_What you have to do_
Give back each entry unchanged, minus pictures.

_Source material_

+===+

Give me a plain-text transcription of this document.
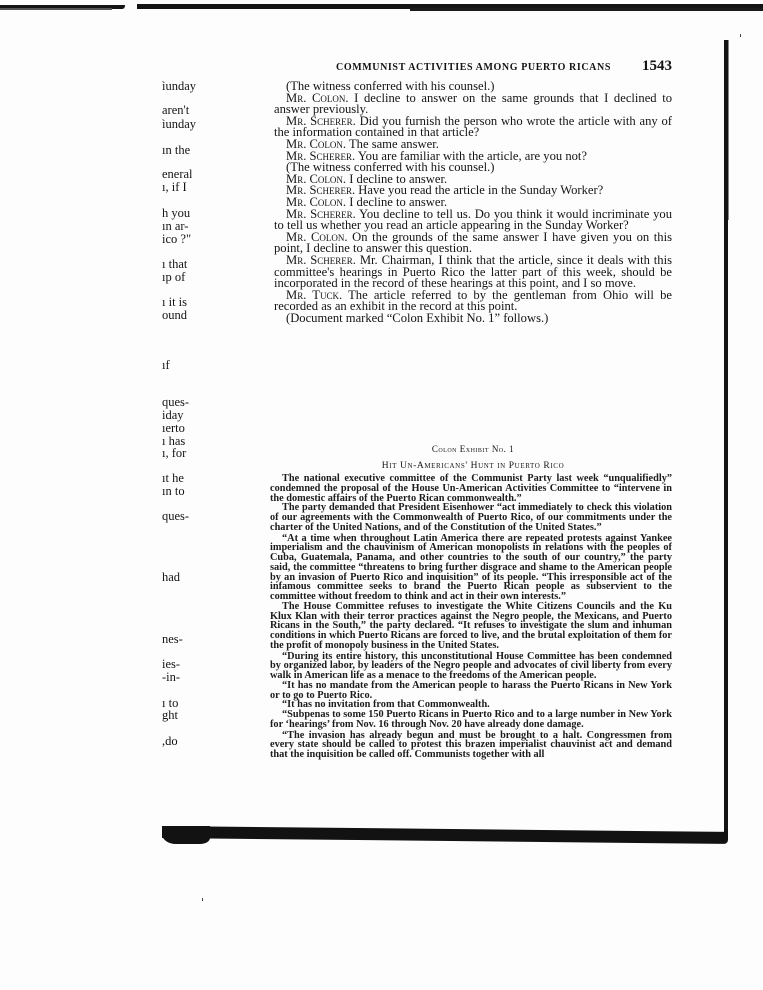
ìunday
aren't
ìunday
ın the
eneral
ı, if I
h you
ın ar-
ico ?"
ı that
ıp of
ı it is
ound
ıf
ques-
iday
ıerto
ı has
ı, for
ıt he
ın to
ques-
had
nes-
ies-
-in-
ı to
ght
,do
COMMUNIST ACTIVITIES AMONG PUERTO RICANS 1543

(The witness conferred with his counsel.)

Mr. Colon. I decline to answer on the same grounds that I declined to answer previously.

Mr. Scherer. Did you furnish the person who wrote the article with any of the information contained in that article?

Mr. Colon. The same answer.

Mr. Scherer. You are familiar with the article, are you not?

(The witness conferred with his counsel.)

Mr. Colon. I decline to answer.

Mr. Scherer. Have you read the article in the Sunday Worker?

Mr. Colon. I decline to answer.

Mr. Scherer. You decline to tell us. Do you think it would incriminate you to tell us whether you read an article appearing in the Sunday Worker?

Mr. Colon. On the grounds of the same answer I have given you on this point, I decline to answer this question.

Mr. Scherer. Mr. Chairman, I think that the article, since it deals with this committee's hearings in Puerto Rico the latter part of this week, should be incorporated in the record of these hearings at this point, and I so move.

Mr. Tuck. The article referred to by the gentleman from Ohio will be recorded as an exhibit in the record at this point.

(Document marked “Colon Exhibit No. 1” follows.)

Colon Exhibit No. 1
Hit Un-Americans' Hunt in Puerto Rico

The national executive committee of the Communist Party last week “unqualifiedly” condemned the proposal of the House Un-American Activities Committee to “intervene in the domestic affairs of the Puerto Rican commonwealth.”

The party demanded that President Eisenhower “act immediately to check this violation of our agreements with the Commonwealth of Puerto Rico, of our commitments under the charter of the United Nations, and of the Constitution of the United States.”

“At a time when throughout Latin America there are repeated protests against Yankee imperialism and the chauvinism of American monopolists in relations with the peoples of Cuba, Guatemala, Panama, and other countries to the south of our country,” the party said, the committee “threatens to bring further disgrace and shame to the American people by an invasion of Puerto Rico and inquisition” of its people. “This irresponsible act of the infamous committee seeks to brand the Puerto Rican people as subservient to the committee without freedom to think and act in their own interests.”

The House Committee refuses to investigate the White Citizens Councils and the Ku Klux Klan with their terror practices against the Negro people, the Mexicans, and Puerto Ricans in the South,” the party declared. “It refuses to investigate the slum and inhuman conditions in which Puerto Ricans are forced to live, and the brutal exploitation of them for the profit of monopoly business in the United States.

“During its entire history, this unconstitutional House Committee has been condemned by organized labor, by leaders of the Negro people and advocates of civil liberty from every walk in American life as a menace to the freedoms of the American people.

“It has no mandate from the American people to harass the Puerto Ricans in New York or to go to Puerto Rico.

“It has no invitation from that Commonwealth.

“Subpenas to some 150 Puerto Ricans in Puerto Rico and to a large number in New York for ‘hearings’ from Nov. 16 through Nov. 20 have already done damage.

“The invasion has already begun and must be brought to a halt. Congressmen from every state should be called to protest this brazen imperialist chauvinist act and demand that the inquisition be called off. Communists together with all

+===+

_Answer to the problem_
Give me a plain-text transcription of this document.
ìunday
aren't
ìunday
ın the
eneral
ı, if I
h you
ın ar-
ico ?"
ı that
ıp of
ı it is
ound
ıf
ques-
iday
ıerto
ı has
ı, for
ıt he
ın to
ques-
had
nes-
ies-
-in-
ı to
ght
,do
COMMUNIST ACTIVITIES AMONG PUERTO RICANS 1543

(The witness conferred with his counsel.)

Mr. Colon. I decline to answer on the same grounds that I declined to answer previously.

Mr. Scherer. Did you furnish the person who wrote the article with any of the information contained in that article?

Mr. Colon. The same answer.

Mr. Scherer. You are familiar with the article, are you not?

(The witness conferred with his counsel.)

Mr. Colon. I decline to answer.

Mr. Scherer. Have you read the article in the Sunday Worker?

Mr. Colon. I decline to answer.

Mr. Scherer. You decline to tell us. Do you think it would incriminate you to tell us whether you read an article appearing in the Sunday Worker?

Mr. Colon. On the grounds of the same answer I have given you on this point, I decline to answer this question.

Mr. Scherer. Mr. Chairman, I think that the article, since it deals with this committee's hearings in Puerto Rico the latter part of this week, should be incorporated in the record of these hearings at this point, and I so move.

Mr. Tuck. The article referred to by the gentleman from Ohio will be recorded as an exhibit in the record at this point.

(Document marked “Colon Exhibit No. 1” follows.)

Colon Exhibit No. 1
Hit Un-Americans' Hunt in Puerto Rico

The national executive committee of the Communist Party last week “unqualifiedly” condemned the proposal of the House Un-American Activities Committee to “intervene in the domestic affairs of the Puerto Rican commonwealth.”

The party demanded that President Eisenhower “act immediately to check this violation of our agreements with the Commonwealth of Puerto Rico, of our commitments under the charter of the United Nations, and of the Constitution of the United States.”

“At a time when throughout Latin America there are repeated protests against Yankee imperialism and the chauvinism of American monopolists in relations with the peoples of Cuba, Guatemala, Panama, and other countries to the south of our country,” the party said, the committee “threatens to bring further disgrace and shame to the American people by an invasion of Puerto Rico and inquisition” of its people. “This irresponsible act of the infamous committee seeks to brand the Puerto Rican people as subservient to the committee without freedom to think and act in their own interests.”

The House Committee refuses to investigate the White Citizens Councils and the Ku Klux Klan with their terror practices against the Negro people, the Mexicans, and Puerto Ricans in the South,” the party declared. “It refuses to investigate the slum and inhuman conditions in which Puerto Ricans are forced to live, and the brutal exploitation of them for the profit of monopoly business in the United States.

“During its entire history, this unconstitutional House Committee has been condemned by organized labor, by leaders of the Negro people and advocates of civil liberty from every walk in American life as a menace to the freedoms of the American people.

“It has no mandate from the American people to harass the Puerto Ricans in New York or to go to Puerto Rico.

“It has no invitation from that Commonwealth.

“Subpenas to some 150 Puerto Ricans in Puerto Rico and to a large number in New York for ‘hearings’ from Nov. 16 through Nov. 20 have already done damage.

“The invasion has already begun and must be brought to a halt. Congressmen from every state should be called to protest this brazen imperialist chauvinist act and demand that the inquisition be called off. Communists together with all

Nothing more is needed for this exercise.